##### Reading text
Munnel () () is a 2023 Sri Lankan Tamil language drama film written, directed and produced by Visakesa Chandrasekaram. The film was screened at the International Film Festival Rotterdam and opened to positive reviews from critics.

Cast 

 Sivakumar Lingeswaran as Rudran
 Thurkka Magendran as Vaani

Synopsis 
The film's plot revolves around a Tamil militant called Rudran (Sivakumar Lingeswaran) who returns home from military detention after being released on bail. He was arrested for committing felonies/attrocites against the Democratic Socialist Republic of Sri Lanka and was accused for charges under the section 17 of the Prevention of terrorism Act 1978 and under section 17 of gathering intelligence on the military  to carry out ambushes and for not providing information to the government authorities regarding the LTTE actions. He later goes out in search for his missing girlfriend Vaani (Thurkka Magendran) who had disappeared during the Sri Lankan Civil War. He then joins a month-long pilgrimage hoping to meet Vaani.
##########
##### Dataset excerpt
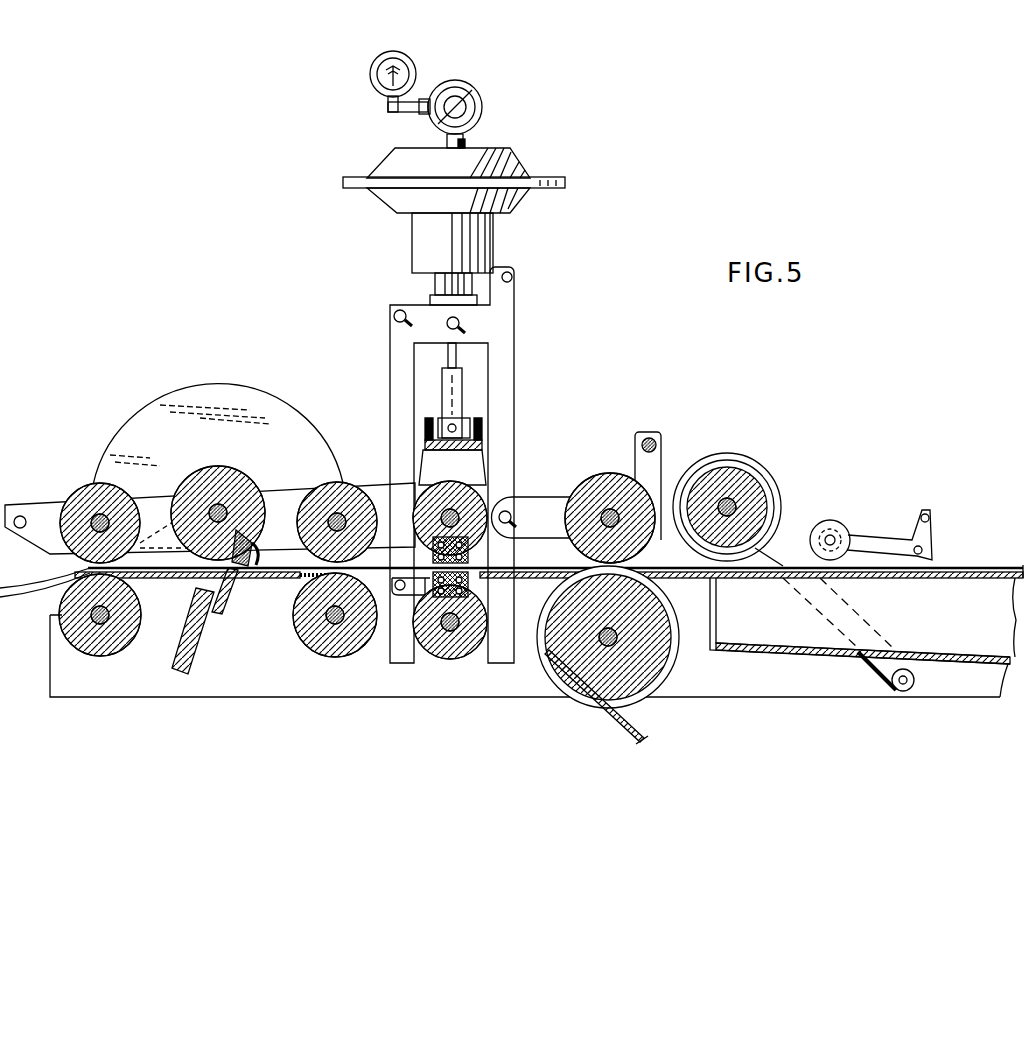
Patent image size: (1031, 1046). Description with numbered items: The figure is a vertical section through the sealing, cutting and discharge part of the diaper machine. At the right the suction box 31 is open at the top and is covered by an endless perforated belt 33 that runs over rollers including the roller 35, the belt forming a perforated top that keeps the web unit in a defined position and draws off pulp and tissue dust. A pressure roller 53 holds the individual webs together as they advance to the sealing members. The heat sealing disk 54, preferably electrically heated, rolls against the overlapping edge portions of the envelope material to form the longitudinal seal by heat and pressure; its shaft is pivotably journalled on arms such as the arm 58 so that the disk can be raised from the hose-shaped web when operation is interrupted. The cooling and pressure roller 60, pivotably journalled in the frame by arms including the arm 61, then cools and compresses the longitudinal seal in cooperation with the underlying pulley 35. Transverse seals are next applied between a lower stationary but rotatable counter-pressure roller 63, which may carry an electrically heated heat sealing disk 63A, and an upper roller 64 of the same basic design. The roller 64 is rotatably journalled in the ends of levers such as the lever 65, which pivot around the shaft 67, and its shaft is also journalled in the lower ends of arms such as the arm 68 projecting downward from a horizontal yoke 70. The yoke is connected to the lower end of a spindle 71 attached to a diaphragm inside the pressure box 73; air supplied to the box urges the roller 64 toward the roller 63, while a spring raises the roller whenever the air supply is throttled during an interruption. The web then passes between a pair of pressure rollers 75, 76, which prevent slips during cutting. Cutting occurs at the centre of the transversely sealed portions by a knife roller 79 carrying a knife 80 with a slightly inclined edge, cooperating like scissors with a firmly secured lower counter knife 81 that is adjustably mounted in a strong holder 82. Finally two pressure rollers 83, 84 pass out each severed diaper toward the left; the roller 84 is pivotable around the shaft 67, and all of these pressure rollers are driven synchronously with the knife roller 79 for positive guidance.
##########
### [Task list]
(a) Answer these questions using the article on the film Munnel.
(i) Who wrote, directed and produced the film?
(ii) At which festival was the film screened?
(iii) How long is the pilgrimage that Rudran joins?
(b) Continue the article on the film Munnel from where it stops, starting after its last sentence.
You can complete this work without the listing.

### [Task-by-task results]
(a)
(i) Visakesa Chandrasekaram
(ii) The International Film Festival Rotterdam
(iii) A month

(b)
Production 
The cast and crew members were predominantly chosen from Tamil speaking North and East parts of Sri Lanka. The film was predominantly shot and set amid rolling powercuts, blackouts, soaring cost of living and fuel shortage fueled by the 2019-present Sri Lankan economic crisis.

Accolades 
The film won the special jury award at the 52nd International Film Festival (IFFR) in Amsterdam, The Netherlands.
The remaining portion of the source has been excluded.